**WHAT IS NEEDED**
Gather every line below where "không" appears.

— Start STORED RECORDS —

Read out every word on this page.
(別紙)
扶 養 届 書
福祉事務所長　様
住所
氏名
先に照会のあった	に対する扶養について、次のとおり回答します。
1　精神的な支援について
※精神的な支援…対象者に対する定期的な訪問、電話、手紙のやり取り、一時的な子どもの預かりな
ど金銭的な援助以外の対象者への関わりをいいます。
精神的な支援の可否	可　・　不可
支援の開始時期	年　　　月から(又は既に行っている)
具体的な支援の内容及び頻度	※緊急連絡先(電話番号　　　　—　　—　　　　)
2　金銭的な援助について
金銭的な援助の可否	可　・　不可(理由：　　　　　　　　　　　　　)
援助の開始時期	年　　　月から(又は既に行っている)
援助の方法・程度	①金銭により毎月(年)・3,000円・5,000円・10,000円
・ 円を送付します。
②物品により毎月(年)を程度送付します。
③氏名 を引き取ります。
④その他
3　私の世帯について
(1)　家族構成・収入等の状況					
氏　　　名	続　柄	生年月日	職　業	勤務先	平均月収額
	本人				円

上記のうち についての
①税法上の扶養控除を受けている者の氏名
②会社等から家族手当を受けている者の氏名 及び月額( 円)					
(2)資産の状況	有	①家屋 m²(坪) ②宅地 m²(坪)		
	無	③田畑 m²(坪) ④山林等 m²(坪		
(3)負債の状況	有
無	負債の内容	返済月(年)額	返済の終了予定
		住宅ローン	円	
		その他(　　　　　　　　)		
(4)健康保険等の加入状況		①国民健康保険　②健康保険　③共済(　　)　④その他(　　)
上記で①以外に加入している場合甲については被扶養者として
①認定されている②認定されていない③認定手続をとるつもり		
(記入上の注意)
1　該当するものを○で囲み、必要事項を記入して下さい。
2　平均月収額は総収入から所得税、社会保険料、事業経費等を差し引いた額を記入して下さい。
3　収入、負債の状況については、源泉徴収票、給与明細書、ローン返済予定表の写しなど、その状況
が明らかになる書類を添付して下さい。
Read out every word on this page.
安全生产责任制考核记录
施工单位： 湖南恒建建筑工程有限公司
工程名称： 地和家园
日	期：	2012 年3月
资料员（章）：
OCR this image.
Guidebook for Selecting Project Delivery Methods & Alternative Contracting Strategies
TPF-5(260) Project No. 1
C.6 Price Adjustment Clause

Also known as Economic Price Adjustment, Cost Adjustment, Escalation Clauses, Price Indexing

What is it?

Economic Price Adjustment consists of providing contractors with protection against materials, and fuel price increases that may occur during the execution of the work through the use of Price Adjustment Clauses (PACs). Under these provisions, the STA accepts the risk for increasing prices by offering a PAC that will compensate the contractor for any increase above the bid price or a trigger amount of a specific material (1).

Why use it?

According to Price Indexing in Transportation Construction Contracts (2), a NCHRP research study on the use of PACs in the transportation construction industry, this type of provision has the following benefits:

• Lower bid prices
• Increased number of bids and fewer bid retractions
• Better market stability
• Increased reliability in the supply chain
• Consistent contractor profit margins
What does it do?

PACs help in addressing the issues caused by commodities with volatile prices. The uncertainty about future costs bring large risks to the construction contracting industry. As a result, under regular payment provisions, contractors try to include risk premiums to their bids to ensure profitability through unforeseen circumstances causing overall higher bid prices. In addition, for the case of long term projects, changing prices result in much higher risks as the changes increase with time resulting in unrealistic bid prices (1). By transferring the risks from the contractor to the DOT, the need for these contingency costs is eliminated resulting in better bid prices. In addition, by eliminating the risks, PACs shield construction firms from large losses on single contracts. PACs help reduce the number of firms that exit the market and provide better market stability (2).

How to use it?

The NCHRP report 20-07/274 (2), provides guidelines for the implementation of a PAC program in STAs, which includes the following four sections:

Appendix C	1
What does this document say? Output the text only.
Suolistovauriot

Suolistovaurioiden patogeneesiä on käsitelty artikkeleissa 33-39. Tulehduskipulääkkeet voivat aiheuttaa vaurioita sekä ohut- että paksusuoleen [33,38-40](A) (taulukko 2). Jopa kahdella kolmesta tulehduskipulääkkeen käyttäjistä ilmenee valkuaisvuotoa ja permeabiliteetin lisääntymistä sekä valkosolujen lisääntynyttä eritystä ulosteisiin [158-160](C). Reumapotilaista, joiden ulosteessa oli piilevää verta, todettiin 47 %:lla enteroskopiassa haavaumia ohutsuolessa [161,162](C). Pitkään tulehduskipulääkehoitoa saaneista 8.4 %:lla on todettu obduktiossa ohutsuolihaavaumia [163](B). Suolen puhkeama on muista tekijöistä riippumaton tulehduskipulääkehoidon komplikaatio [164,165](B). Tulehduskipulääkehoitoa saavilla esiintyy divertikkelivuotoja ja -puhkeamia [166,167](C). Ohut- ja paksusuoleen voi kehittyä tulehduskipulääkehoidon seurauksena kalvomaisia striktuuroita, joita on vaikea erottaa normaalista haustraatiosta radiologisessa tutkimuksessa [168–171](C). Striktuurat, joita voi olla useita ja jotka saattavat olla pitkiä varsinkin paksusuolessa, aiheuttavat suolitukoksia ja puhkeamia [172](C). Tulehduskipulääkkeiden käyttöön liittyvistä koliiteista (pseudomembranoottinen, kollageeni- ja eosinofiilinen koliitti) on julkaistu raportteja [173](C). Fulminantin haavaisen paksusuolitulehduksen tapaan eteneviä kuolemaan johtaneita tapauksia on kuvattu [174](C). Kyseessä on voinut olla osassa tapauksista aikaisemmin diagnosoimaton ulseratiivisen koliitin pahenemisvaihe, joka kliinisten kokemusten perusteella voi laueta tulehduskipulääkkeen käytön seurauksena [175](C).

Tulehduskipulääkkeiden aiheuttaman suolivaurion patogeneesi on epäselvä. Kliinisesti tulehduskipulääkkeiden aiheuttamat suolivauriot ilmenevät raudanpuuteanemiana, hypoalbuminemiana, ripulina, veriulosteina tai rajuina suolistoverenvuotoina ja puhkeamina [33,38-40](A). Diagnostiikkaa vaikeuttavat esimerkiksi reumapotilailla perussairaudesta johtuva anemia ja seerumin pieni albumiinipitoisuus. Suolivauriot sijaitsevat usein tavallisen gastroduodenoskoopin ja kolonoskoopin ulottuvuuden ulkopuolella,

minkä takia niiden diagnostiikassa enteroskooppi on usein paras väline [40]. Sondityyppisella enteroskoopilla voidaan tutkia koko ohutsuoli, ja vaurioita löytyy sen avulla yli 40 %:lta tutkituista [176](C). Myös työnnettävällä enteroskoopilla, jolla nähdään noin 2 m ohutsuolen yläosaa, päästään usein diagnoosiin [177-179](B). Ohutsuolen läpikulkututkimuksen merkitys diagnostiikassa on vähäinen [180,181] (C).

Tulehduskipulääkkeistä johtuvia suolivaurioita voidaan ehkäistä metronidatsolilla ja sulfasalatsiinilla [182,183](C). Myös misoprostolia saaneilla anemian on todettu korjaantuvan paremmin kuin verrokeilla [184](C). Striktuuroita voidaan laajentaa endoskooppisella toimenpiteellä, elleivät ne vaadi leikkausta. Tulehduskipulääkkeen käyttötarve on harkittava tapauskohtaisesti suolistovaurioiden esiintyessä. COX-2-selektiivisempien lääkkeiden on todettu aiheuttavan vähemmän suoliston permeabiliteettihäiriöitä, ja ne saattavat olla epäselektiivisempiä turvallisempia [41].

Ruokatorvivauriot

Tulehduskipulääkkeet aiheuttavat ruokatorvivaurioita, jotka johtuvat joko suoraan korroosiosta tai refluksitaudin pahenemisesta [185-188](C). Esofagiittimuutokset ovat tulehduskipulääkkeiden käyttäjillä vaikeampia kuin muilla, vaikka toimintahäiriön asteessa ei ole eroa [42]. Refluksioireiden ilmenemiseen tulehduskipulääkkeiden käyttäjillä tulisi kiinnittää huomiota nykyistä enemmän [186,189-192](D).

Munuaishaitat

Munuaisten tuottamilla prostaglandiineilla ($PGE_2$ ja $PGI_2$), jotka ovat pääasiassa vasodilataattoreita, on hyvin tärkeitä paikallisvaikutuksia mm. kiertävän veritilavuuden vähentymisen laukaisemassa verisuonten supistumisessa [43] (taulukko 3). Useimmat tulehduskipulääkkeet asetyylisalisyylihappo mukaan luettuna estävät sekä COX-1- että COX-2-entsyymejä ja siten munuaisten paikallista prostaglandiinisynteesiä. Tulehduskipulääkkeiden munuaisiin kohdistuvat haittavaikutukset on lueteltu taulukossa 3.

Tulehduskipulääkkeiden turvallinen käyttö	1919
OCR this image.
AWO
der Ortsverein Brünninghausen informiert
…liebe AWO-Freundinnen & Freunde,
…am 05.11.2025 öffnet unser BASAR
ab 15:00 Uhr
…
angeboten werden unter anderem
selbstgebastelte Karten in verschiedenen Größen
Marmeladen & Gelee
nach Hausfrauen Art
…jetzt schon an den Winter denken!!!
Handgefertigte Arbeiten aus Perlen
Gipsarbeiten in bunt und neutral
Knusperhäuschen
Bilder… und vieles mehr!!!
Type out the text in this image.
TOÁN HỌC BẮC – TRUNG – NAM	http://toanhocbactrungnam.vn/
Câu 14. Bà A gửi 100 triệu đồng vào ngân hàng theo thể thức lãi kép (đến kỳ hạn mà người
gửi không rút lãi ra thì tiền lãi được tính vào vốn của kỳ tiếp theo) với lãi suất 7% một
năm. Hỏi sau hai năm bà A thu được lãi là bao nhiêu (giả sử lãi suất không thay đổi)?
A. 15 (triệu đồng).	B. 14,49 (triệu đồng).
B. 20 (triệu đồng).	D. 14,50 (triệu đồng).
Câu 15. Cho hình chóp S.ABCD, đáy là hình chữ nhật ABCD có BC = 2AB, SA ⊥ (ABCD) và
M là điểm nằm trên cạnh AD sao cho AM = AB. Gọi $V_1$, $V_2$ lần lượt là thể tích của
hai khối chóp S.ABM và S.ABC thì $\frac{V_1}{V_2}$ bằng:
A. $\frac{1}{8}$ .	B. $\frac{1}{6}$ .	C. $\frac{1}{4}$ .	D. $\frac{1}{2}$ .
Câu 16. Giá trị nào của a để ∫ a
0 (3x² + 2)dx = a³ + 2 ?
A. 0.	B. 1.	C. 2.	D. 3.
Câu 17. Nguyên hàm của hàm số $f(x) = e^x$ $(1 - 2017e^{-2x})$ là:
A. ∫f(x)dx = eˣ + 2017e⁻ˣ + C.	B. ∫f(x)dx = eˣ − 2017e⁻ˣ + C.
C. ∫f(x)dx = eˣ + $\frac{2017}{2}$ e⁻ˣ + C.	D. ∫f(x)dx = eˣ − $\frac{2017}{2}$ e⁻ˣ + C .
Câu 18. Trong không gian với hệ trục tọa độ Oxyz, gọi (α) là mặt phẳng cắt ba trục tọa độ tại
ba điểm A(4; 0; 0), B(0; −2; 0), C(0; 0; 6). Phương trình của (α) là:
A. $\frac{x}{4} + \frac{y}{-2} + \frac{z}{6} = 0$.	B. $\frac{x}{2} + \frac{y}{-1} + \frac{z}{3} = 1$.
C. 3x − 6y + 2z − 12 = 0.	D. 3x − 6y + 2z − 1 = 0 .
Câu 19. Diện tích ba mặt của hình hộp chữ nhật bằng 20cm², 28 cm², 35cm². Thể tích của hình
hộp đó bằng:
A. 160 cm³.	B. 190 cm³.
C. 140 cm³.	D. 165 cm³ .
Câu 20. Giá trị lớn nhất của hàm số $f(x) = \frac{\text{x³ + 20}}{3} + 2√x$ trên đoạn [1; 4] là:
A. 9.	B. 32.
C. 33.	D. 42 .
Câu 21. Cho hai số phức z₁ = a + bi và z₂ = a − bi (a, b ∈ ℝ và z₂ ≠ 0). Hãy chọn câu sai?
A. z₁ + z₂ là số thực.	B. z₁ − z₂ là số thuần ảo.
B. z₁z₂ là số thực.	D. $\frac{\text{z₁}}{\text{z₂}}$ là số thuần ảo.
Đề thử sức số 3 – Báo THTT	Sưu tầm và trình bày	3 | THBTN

— End STORED RECORDS —

**THE ANSWER**
gửi không rút lãi ra thì tiền lãi được tính vào vốn của kỳ tiếp theo) với lãi suất 7% một
năm. Hỏi sau hai năm bà A thu được lãi là bao nhiêu (giả sử lãi suất không thay đổi)?
Câu 18. Trong không gian với hệ trục tọa độ Oxyz, gọi (α) là mặt phẳng cắt ba trục tọa độ tại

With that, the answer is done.